* What to produce
Scan the records below for the line with "What's the underlying" and the line with "Give me the", and retype that range exactly, both ends included, pictures excepted.
— begin Given records —
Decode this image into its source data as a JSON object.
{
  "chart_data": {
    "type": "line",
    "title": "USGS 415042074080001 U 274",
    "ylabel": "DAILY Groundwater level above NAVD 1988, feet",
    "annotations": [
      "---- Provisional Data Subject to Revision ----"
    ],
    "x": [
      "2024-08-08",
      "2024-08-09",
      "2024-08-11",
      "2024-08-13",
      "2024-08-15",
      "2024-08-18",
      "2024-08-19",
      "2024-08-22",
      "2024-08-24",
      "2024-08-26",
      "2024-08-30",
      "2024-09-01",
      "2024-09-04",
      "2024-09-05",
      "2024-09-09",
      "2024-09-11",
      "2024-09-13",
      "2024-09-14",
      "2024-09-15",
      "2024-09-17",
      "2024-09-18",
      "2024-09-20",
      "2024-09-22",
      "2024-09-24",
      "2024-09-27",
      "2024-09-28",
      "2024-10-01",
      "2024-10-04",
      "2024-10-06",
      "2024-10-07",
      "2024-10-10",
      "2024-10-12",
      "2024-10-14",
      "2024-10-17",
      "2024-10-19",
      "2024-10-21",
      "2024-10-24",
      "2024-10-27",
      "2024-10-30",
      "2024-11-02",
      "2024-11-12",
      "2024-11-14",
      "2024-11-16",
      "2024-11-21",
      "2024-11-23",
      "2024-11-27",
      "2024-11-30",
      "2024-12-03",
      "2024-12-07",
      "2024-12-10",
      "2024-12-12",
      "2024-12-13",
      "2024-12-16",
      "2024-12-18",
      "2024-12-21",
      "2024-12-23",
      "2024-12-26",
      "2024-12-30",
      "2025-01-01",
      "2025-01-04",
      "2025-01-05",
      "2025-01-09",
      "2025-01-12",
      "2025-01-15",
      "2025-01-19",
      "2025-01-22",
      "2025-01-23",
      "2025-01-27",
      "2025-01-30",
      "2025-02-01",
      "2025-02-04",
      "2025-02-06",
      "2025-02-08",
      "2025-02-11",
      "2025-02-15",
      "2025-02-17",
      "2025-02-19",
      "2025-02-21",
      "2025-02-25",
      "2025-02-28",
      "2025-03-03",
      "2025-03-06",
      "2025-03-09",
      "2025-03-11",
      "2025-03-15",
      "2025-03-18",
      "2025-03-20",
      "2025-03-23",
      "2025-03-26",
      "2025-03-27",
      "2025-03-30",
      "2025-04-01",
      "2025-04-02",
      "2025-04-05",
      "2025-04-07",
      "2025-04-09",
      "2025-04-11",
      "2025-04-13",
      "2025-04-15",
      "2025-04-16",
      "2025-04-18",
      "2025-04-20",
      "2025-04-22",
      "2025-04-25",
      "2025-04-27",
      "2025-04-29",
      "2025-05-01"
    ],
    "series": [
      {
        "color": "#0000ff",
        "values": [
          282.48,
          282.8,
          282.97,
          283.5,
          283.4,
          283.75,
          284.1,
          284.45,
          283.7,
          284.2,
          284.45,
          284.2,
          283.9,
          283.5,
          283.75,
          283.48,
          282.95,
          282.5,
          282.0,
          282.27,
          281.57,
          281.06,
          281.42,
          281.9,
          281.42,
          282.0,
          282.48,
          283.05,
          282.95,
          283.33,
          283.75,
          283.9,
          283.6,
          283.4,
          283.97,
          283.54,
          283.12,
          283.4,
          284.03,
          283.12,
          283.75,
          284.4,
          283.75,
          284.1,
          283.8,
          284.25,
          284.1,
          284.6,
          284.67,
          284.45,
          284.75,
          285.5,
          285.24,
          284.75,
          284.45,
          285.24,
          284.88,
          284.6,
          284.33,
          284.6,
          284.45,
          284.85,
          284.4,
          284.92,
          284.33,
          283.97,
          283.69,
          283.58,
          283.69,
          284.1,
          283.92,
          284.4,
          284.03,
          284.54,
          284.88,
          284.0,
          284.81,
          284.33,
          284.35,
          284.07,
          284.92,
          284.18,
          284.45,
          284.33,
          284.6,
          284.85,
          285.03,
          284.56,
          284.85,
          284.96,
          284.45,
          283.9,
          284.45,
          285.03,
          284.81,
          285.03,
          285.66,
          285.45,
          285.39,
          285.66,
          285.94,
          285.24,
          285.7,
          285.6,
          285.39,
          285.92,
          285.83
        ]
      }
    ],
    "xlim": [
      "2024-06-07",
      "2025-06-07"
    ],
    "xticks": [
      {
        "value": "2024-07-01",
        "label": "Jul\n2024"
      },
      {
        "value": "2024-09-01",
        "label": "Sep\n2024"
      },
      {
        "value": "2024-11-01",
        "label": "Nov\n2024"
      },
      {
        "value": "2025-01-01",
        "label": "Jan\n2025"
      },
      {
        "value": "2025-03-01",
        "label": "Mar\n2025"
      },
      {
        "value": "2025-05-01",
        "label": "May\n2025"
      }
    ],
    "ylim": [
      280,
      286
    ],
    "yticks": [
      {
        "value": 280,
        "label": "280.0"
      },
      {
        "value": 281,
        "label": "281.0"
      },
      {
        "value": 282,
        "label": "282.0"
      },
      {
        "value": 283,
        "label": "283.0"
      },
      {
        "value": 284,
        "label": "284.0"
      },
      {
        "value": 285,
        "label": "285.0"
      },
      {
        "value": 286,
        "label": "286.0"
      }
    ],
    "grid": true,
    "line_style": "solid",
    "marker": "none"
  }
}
— end Given records —
— begin Given records —
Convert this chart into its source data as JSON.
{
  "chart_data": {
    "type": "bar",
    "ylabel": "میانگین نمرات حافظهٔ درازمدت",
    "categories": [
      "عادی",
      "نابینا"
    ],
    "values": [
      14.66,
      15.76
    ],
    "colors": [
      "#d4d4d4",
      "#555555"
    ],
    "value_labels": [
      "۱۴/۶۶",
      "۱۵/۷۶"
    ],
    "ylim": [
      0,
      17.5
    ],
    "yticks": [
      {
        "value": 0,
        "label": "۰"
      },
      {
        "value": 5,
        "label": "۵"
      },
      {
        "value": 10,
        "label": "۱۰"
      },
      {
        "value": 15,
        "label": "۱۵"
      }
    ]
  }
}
— end Given records —
— begin Given records —
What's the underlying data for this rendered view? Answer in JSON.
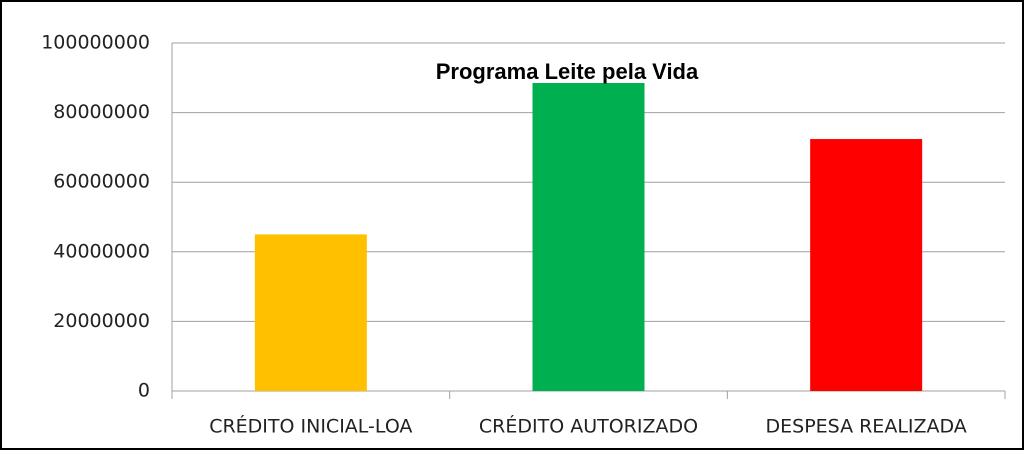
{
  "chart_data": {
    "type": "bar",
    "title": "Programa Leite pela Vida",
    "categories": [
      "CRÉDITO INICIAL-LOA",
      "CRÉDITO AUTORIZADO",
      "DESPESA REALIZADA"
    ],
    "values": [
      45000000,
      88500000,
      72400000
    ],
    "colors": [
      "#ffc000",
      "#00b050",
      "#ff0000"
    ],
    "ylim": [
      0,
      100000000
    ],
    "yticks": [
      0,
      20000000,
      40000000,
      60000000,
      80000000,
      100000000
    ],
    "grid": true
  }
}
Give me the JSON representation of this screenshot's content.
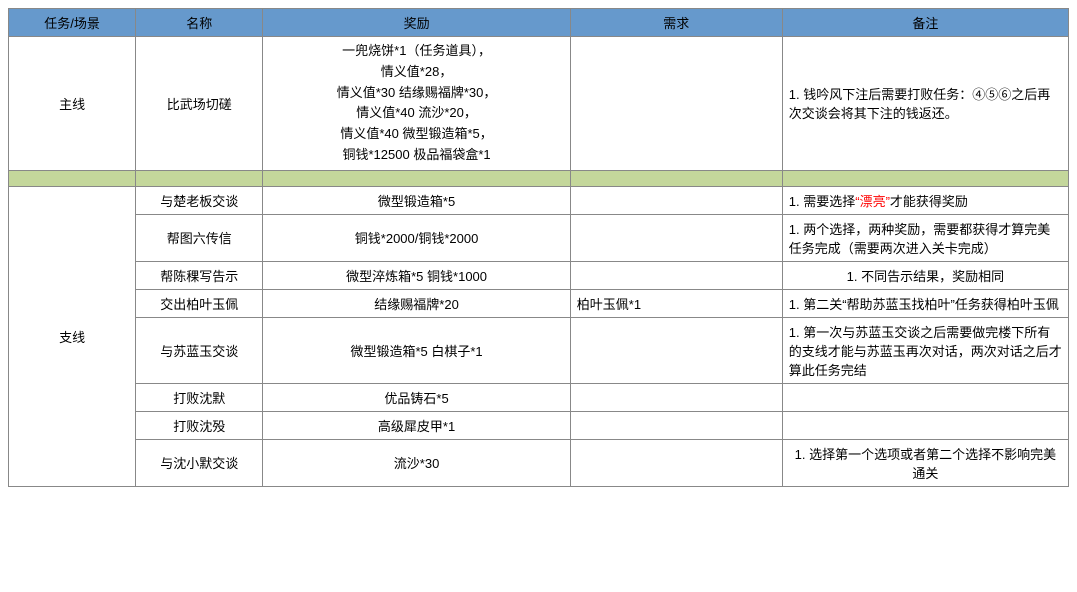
— end Given records —
* Completed task
What's the underlying data for this rendered view? Answer in JSON.
{
  "chart_data": {
    "type": "bar",
    "title": "Programa Leite pela Vida",
    "categories": [
      "CRÉDITO INICIAL-LOA",
      "CRÉDITO AUTORIZADO",
      "DESPESA REALIZADA"
    ],
    "values": [
      45000000,
      88500000,
      72400000
    ],
    "colors": [
      "#ffc000",
      "#00b050",
      "#ff0000"
    ],
    "ylim": [
      0,
      100000000
    ],
    "yticks": [
      0,
      20000000,
      40000000,
      60000000,
      80000000,
      100000000
    ],
    "grid": true
  }
}
Give me the JSON representation of this screenshot's content.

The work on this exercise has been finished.